* _TASK REQUIREMENTS_
All of the data should be repeated exactly; pictures are not part of the copy.

· · ·

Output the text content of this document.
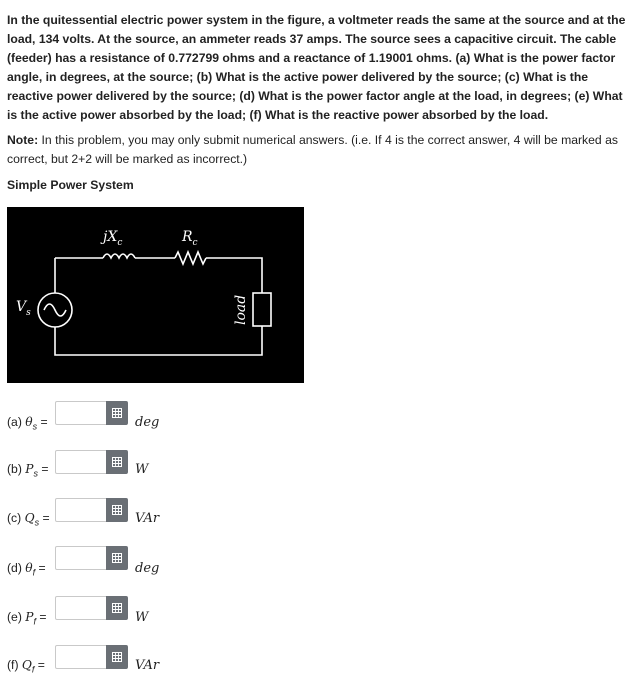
In the quitessential electric power system in the figure, a voltmeter reads the same at the source and at the load, 134 volts. At the source, an ammeter reads 37 amps. The source sees a capacitive circuit. The cable (feeder) has a resistance of 0.772799 ohms and a reactance of 1.19001 ohms. (a) What is the power factor angle, in degrees, at the source; (b) What is the active power delivered by the source; (c) What is the reactive power delivered by the source; (d) What is the power factor angle at the load, in degrees; (e) What is the active power absorbed by the load; (f) What is the reactive power absorbed by the load.

Note: In this problem, you may only submit numerical answers. (i.e. If 4 is the correct answer, 4 will be marked as correct, but 2+2 will be marked as incorrect.)

Simple Power System

$jX_c$	$R_c$
$V_s$	load
(a) $\theta_s$ =	deg
(b) $P_s$ =	W
(c) $Q_s$ =	VAr
(d) $\theta_f$ =	deg
(e) $P_f$ =	W
(f) $Q_f$ =	VAr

· · ·

* _FINISHED TASK_
Output the text content of this document.
In the quitessential electric power system in the figure, a voltmeter reads the same at the source and at the load, 134 volts. At the source, an ammeter reads 37 amps. The source sees a capacitive circuit. The cable (feeder) has a resistance of 0.772799 ohms and a reactance of 1.19001 ohms. (a) What is the power factor angle, in degrees, at the source; (b) What is the active power delivered by the source; (c) What is the reactive power delivered by the source; (d) What is the power factor angle at the load, in degrees; (e) What is the active power absorbed by the load; (f) What is the reactive power absorbed by the load.

Note: In this problem, you may only submit numerical answers. (i.e. If 4 is the correct answer, 4 will be marked as correct, but 2+2 will be marked as incorrect.)

Simple Power System

$jX_c$	$R_c$
$V_s$	load
(a) $\theta_s$ =	deg
(b) $P_s$ =	W
(c) $Q_s$ =	VAr
(d) $\theta_f$ =	deg
(e) $P_f$ =	W
(f) $Q_f$ =	VAr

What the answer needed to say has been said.